• _SUPPLIED RECORDS_:
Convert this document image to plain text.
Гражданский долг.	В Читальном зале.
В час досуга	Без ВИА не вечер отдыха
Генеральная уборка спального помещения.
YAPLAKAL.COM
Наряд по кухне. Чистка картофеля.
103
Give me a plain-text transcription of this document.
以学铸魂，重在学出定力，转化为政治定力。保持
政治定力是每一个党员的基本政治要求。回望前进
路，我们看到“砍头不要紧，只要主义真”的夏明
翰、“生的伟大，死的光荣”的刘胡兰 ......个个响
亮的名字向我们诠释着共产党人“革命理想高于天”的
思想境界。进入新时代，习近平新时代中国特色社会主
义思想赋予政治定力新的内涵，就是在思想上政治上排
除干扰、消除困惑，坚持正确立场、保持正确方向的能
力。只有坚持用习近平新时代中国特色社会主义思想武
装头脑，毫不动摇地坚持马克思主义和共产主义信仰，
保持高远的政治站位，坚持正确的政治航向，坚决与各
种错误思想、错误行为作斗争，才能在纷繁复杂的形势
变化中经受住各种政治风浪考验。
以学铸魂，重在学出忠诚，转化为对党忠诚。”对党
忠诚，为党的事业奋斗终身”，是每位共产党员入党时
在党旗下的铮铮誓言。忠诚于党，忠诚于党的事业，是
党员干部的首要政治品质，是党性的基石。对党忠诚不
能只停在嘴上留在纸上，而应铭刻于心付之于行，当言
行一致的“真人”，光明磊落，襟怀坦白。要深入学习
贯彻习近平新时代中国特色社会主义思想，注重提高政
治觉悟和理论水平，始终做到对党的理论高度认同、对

• _SET TASK_:
Pull out every line of the records above that contains the word "this".

• _EXERCISE RESPONSE_:
Convert this document image to plain text.
Give me a plain-text transcription of this document.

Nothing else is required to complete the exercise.